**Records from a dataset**
_ _ _ _

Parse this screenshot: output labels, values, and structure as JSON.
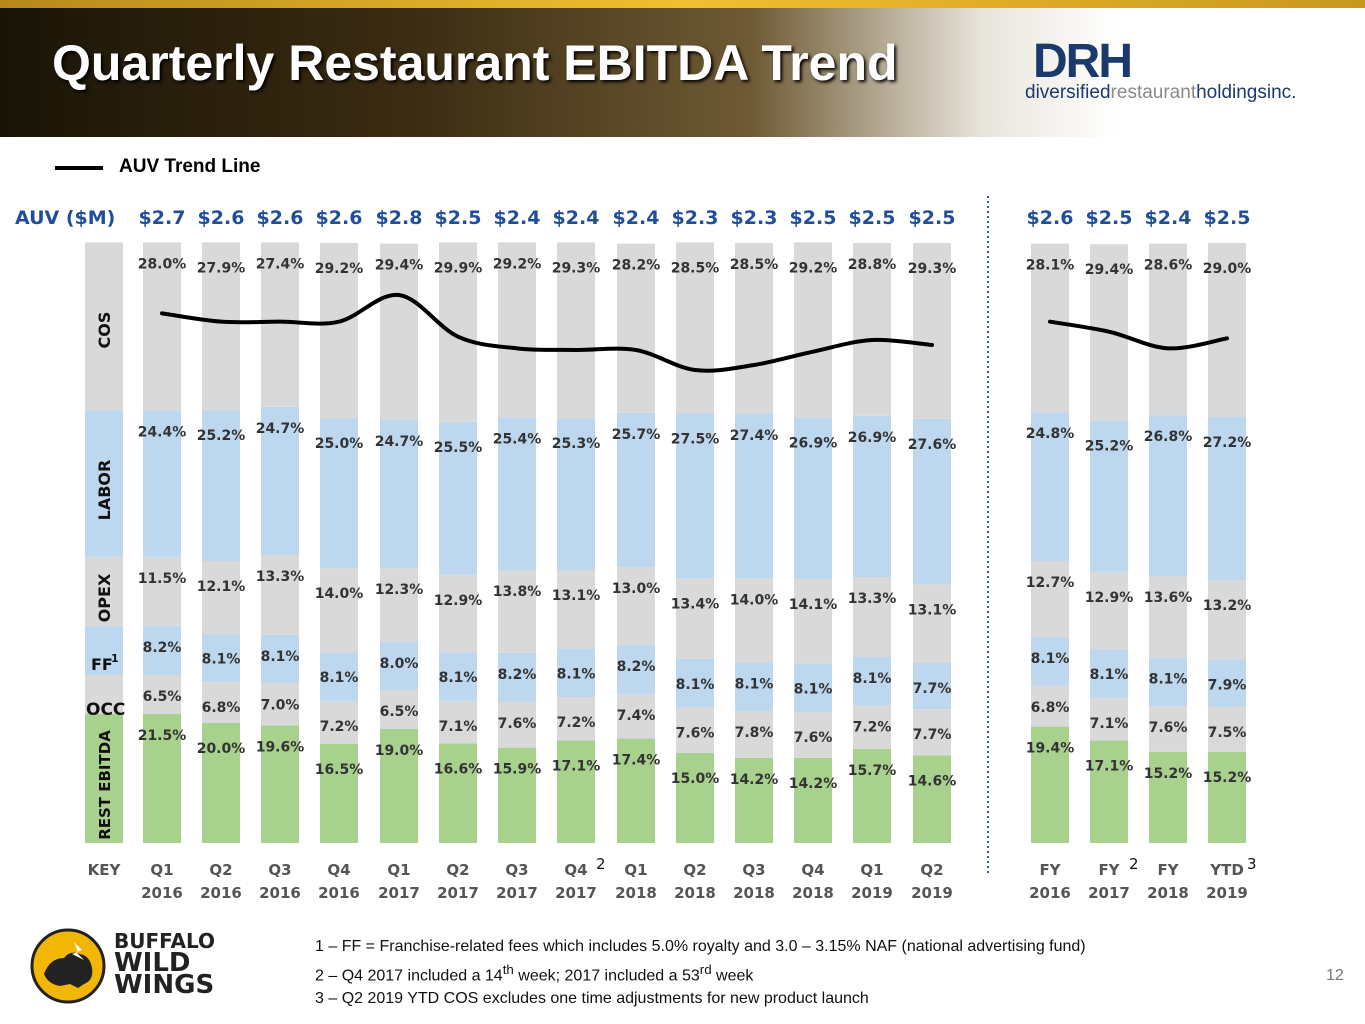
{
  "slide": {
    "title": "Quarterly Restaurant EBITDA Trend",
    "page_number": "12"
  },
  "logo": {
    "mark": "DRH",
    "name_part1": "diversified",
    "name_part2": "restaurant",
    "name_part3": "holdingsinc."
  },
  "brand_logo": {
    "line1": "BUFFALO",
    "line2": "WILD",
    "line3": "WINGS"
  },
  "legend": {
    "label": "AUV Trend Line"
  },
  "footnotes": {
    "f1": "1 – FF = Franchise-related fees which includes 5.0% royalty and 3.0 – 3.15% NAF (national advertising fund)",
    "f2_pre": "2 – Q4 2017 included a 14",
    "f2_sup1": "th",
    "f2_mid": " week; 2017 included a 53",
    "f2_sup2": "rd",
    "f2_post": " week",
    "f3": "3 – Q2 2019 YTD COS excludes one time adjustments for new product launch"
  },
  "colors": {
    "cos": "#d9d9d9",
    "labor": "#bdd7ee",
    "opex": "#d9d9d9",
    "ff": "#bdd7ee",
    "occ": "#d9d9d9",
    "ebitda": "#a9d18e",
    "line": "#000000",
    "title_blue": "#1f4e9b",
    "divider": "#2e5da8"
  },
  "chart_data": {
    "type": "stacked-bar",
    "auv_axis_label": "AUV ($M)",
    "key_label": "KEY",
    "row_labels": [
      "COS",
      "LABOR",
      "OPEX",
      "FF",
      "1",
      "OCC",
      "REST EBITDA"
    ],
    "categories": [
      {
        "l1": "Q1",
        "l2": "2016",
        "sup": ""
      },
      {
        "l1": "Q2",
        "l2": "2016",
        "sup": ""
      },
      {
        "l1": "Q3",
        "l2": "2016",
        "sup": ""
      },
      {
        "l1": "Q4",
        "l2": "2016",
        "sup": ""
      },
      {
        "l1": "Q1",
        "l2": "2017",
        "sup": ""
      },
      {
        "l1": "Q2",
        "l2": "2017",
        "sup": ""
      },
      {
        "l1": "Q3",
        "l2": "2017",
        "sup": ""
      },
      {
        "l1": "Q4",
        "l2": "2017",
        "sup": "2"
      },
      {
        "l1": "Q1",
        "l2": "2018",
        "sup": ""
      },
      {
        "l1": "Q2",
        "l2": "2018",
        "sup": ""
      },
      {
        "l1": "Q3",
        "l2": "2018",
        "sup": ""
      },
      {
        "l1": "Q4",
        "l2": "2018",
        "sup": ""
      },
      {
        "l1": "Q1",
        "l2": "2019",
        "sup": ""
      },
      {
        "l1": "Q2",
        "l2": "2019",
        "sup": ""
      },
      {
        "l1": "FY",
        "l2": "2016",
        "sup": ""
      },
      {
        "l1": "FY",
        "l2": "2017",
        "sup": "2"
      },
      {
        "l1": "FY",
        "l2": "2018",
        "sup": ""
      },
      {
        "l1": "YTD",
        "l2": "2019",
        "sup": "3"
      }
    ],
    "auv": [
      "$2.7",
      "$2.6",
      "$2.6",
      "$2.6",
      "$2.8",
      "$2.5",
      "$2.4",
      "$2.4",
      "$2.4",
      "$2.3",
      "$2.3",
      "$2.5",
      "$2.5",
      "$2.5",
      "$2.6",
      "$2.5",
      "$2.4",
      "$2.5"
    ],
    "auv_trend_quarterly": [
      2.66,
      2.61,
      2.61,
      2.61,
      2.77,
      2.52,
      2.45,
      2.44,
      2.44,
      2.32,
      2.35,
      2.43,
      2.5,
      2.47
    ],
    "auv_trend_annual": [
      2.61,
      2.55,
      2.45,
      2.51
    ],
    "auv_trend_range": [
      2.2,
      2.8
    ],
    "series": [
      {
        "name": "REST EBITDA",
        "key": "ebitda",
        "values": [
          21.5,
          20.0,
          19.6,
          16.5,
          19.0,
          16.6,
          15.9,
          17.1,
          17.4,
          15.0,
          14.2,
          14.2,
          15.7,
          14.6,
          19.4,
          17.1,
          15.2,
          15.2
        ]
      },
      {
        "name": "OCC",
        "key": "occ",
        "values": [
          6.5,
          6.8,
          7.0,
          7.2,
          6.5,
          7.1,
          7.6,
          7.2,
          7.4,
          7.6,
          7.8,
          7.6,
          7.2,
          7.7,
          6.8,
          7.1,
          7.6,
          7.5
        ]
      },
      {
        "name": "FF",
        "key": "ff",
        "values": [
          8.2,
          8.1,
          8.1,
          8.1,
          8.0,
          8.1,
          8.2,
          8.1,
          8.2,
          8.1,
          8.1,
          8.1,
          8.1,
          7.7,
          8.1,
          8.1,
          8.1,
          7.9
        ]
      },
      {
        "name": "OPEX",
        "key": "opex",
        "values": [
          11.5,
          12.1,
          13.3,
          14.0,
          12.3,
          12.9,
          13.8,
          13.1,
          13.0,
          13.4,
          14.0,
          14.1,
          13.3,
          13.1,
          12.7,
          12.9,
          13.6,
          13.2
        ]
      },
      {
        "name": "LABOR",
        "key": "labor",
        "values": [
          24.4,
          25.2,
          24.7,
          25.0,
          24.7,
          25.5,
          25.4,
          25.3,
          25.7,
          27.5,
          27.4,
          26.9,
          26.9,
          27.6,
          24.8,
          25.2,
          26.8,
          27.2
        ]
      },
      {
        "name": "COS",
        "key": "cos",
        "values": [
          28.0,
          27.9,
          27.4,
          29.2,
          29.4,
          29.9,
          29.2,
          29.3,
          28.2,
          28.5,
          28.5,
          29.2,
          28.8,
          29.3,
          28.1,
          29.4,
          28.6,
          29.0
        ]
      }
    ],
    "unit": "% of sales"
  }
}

_ _ _ _

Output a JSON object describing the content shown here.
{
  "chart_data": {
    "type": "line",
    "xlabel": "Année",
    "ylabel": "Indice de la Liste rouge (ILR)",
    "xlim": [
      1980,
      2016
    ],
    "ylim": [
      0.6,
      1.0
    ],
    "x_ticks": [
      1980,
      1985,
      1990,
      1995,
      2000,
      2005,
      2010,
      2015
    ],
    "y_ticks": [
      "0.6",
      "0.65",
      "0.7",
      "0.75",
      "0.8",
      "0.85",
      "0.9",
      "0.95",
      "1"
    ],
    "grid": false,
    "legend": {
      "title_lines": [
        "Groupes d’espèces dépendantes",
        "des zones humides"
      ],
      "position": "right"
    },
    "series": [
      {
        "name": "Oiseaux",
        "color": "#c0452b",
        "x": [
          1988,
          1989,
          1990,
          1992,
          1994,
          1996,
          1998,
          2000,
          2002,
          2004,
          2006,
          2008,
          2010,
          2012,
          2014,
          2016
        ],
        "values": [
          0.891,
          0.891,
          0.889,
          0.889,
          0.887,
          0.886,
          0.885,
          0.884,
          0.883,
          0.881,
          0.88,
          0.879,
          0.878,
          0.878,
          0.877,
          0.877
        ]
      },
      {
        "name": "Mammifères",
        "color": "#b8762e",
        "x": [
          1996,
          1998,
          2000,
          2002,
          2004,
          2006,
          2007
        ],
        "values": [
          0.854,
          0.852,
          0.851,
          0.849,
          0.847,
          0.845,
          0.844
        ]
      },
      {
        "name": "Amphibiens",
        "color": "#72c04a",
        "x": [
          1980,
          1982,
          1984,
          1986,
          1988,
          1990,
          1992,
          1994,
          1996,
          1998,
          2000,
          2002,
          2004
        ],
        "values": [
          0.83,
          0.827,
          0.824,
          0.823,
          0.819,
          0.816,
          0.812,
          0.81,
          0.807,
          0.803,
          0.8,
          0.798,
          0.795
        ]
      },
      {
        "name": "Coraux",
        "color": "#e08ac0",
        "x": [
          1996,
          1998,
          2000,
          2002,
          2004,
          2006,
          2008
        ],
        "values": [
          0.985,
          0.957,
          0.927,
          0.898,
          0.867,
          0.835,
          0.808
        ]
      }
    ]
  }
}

_ _ _ _

Pick out the lines above containing the word "JSON", then copy them.

**WORKED ANSWER**
Parse this screenshot: output labels, values, and structure as JSON.
Output a JSON object describing the content shown here.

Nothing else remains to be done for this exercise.